▶ Directions:
Print the listing as it stands, omitting all images.

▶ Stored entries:
-=-=-

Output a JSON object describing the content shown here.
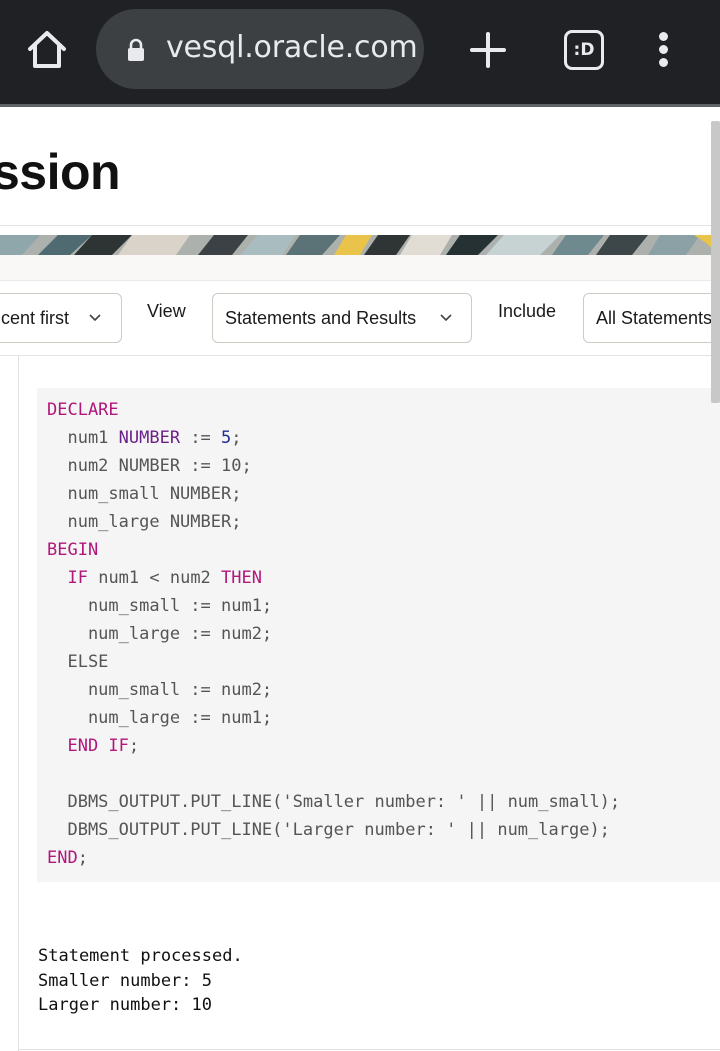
{
  "browser": {
    "url": "vesql.oracle.com",
    "tabs_badge": ":D",
    "icons": [
      "home-icon",
      "lock-icon",
      "plus-icon",
      "tab-switcher-icon",
      "kebab-menu-icon"
    ]
  },
  "page": {
    "title": "ssion"
  },
  "filters": {
    "order": {
      "value": "cent first"
    },
    "view": {
      "label": "View",
      "value": "Statements and Results"
    },
    "include": {
      "label": "Include",
      "value": "All Statements"
    }
  },
  "code": {
    "lines": [
      "DECLARE",
      "  num1 NUMBER := 5;",
      "  num2 NUMBER := 10;",
      "  num_small NUMBER;",
      "  num_large NUMBER;",
      "BEGIN",
      "  IF num1 < num2 THEN",
      "    num_small := num1;",
      "    num_large := num2;",
      "  ELSE",
      "    num_small := num2;",
      "    num_large := num1;",
      "  END IF;",
      "",
      "  DBMS_OUTPUT.PUT_LINE('Smaller number: ' || num_small);",
      "  DBMS_OUTPUT.PUT_LINE('Larger number: ' || num_large);",
      "END;"
    ]
  },
  "output": {
    "lines": [
      "Statement processed.",
      "Smaller number: 5",
      "Larger number: 10"
    ]
  },
  "colors": {
    "chrome": "#202124",
    "keyword": "#b0177a",
    "type": "#6b2288",
    "number": "#1e2d8f",
    "code_bg": "#f5f5f5"
  }
}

-=-=-

▶ Task output:
Output a JSON object describing the content shown here.
{
  "browser": {
    "url": "vesql.oracle.com",
    "tabs_badge": ":D",
    "icons": [
      "home-icon",
      "lock-icon",
      "plus-icon",
      "tab-switcher-icon",
      "kebab-menu-icon"
    ]
  },
  "page": {
    "title": "ssion"
  },
  "filters": {
    "order": {
      "value": "cent first"
    },
    "view": {
      "label": "View",
      "value": "Statements and Results"
    },
    "include": {
      "label": "Include",
      "value": "All Statements"
    }
  },
  "code": {
    "lines": [
      "DECLARE",
      "  num1 NUMBER := 5;",
      "  num2 NUMBER := 10;",
      "  num_small NUMBER;",
      "  num_large NUMBER;",
      "BEGIN",
      "  IF num1 < num2 THEN",
      "    num_small := num1;",
      "    num_large := num2;",
      "  ELSE",
      "    num_small := num2;",
      "    num_large := num1;",
      "  END IF;",
      "",
      "  DBMS_OUTPUT.PUT_LINE('Smaller number: ' || num_small);",
      "  DBMS_OUTPUT.PUT_LINE('Larger number: ' || num_large);",
      "END;"
    ]
  },
  "output": {
    "lines": [
      "Statement processed.",
      "Smaller number: 5",
      "Larger number: 10"
    ]
  },
  "colors": {
    "chrome": "#202124",
    "keyword": "#b0177a",
    "type": "#6b2288",
    "number": "#1e2d8f",
    "code_bg": "#f5f5f5"
  }
}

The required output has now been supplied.